>> begin LISTED ENTRIES

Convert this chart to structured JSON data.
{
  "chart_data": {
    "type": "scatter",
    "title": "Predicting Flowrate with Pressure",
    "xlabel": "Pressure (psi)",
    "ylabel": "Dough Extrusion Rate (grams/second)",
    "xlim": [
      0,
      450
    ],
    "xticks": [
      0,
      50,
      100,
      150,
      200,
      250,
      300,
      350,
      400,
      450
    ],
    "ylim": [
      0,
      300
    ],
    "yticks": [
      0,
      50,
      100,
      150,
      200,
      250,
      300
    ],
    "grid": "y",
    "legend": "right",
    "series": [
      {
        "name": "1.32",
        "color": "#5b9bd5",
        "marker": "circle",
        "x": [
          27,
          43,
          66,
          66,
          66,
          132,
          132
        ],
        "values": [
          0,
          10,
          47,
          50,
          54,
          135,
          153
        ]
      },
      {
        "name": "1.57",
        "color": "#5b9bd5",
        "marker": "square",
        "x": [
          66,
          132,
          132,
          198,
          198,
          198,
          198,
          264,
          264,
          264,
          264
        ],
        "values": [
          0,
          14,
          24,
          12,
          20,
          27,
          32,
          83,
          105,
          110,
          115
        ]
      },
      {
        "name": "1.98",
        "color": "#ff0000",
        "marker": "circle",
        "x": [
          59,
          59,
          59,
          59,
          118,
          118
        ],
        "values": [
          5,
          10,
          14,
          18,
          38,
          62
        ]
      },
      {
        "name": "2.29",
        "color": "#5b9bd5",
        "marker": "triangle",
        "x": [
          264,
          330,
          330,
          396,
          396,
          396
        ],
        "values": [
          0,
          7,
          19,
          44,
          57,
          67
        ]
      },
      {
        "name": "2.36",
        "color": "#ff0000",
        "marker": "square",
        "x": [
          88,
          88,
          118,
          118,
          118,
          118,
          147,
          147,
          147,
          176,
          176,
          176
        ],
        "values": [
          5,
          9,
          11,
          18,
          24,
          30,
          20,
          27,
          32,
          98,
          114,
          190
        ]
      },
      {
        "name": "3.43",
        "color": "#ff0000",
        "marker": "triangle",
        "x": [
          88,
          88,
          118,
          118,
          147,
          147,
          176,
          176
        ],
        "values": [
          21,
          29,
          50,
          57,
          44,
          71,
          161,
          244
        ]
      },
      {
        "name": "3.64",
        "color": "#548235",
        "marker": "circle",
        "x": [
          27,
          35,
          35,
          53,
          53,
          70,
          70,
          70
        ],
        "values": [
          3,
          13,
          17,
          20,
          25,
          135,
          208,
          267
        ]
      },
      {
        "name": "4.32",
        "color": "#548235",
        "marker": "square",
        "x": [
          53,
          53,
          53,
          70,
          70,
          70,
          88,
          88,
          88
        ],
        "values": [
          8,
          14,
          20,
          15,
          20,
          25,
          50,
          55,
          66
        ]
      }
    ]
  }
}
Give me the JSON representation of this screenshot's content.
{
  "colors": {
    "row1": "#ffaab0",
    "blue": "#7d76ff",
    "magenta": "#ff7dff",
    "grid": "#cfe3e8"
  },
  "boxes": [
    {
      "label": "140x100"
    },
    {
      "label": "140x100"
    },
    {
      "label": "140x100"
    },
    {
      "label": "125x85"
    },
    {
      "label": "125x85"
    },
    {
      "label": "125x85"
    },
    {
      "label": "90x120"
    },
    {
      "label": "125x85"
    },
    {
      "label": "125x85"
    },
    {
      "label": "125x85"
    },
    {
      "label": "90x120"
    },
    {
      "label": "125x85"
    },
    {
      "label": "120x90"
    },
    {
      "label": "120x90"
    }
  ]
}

>> end LISTED ENTRIES

◆ **REQUIRED TASK**
Set down the material above again, word for word.

◆ **FINISHED ANSWER**
Convert this chart to structured JSON data.
{
  "chart_data": {
    "type": "scatter",
    "title": "Predicting Flowrate with Pressure",
    "xlabel": "Pressure (psi)",
    "ylabel": "Dough Extrusion Rate (grams/second)",
    "xlim": [
      0,
      450
    ],
    "xticks": [
      0,
      50,
      100,
      150,
      200,
      250,
      300,
      350,
      400,
      450
    ],
    "ylim": [
      0,
      300
    ],
    "yticks": [
      0,
      50,
      100,
      150,
      200,
      250,
      300
    ],
    "grid": "y",
    "legend": "right",
    "series": [
      {
        "name": "1.32",
        "color": "#5b9bd5",
        "marker": "circle",
        "x": [
          27,
          43,
          66,
          66,
          66,
          132,
          132
        ],
        "values": [
          0,
          10,
          47,
          50,
          54,
          135,
          153
        ]
      },
      {
        "name": "1.57",
        "color": "#5b9bd5",
        "marker": "square",
        "x": [
          66,
          132,
          132,
          198,
          198,
          198,
          198,
          264,
          264,
          264,
          264
        ],
        "values": [
          0,
          14,
          24,
          12,
          20,
          27,
          32,
          83,
          105,
          110,
          115
        ]
      },
      {
        "name": "1.98",
        "color": "#ff0000",
        "marker": "circle",
        "x": [
          59,
          59,
          59,
          59,
          118,
          118
        ],
        "values": [
          5,
          10,
          14,
          18,
          38,
          62
        ]
      },
      {
        "name": "2.29",
        "color": "#5b9bd5",
        "marker": "triangle",
        "x": [
          264,
          330,
          330,
          396,
          396,
          396
        ],
        "values": [
          0,
          7,
          19,
          44,
          57,
          67
        ]
      },
      {
        "name": "2.36",
        "color": "#ff0000",
        "marker": "square",
        "x": [
          88,
          88,
          118,
          118,
          118,
          118,
          147,
          147,
          147,
          176,
          176,
          176
        ],
        "values": [
          5,
          9,
          11,
          18,
          24,
          30,
          20,
          27,
          32,
          98,
          114,
          190
        ]
      },
      {
        "name": "3.43",
        "color": "#ff0000",
        "marker": "triangle",
        "x": [
          88,
          88,
          118,
          118,
          147,
          147,
          176,
          176
        ],
        "values": [
          21,
          29,
          50,
          57,
          44,
          71,
          161,
          244
        ]
      },
      {
        "name": "3.64",
        "color": "#548235",
        "marker": "circle",
        "x": [
          27,
          35,
          35,
          53,
          53,
          70,
          70,
          70
        ],
        "values": [
          3,
          13,
          17,
          20,
          25,
          135,
          208,
          267
        ]
      },
      {
        "name": "4.32",
        "color": "#548235",
        "marker": "square",
        "x": [
          53,
          53,
          53,
          70,
          70,
          70,
          88,
          88,
          88
        ],
        "values": [
          8,
          14,
          20,
          15,
          20,
          25,
          50,
          55,
          66
        ]
      }
    ]
  }
}
Give me the JSON representation of this screenshot's content.
{
  "colors": {
    "row1": "#ffaab0",
    "blue": "#7d76ff",
    "magenta": "#ff7dff",
    "grid": "#cfe3e8"
  },
  "boxes": [
    {
      "label": "140x100"
    },
    {
      "label": "140x100"
    },
    {
      "label": "140x100"
    },
    {
      "label": "125x85"
    },
    {
      "label": "125x85"
    },
    {
      "label": "125x85"
    },
    {
      "label": "90x120"
    },
    {
      "label": "125x85"
    },
    {
      "label": "125x85"
    },
    {
      "label": "125x85"
    },
    {
      "label": "90x120"
    },
    {
      "label": "125x85"
    },
    {
      "label": "120x90"
    },
    {
      "label": "120x90"
    }
  ]
}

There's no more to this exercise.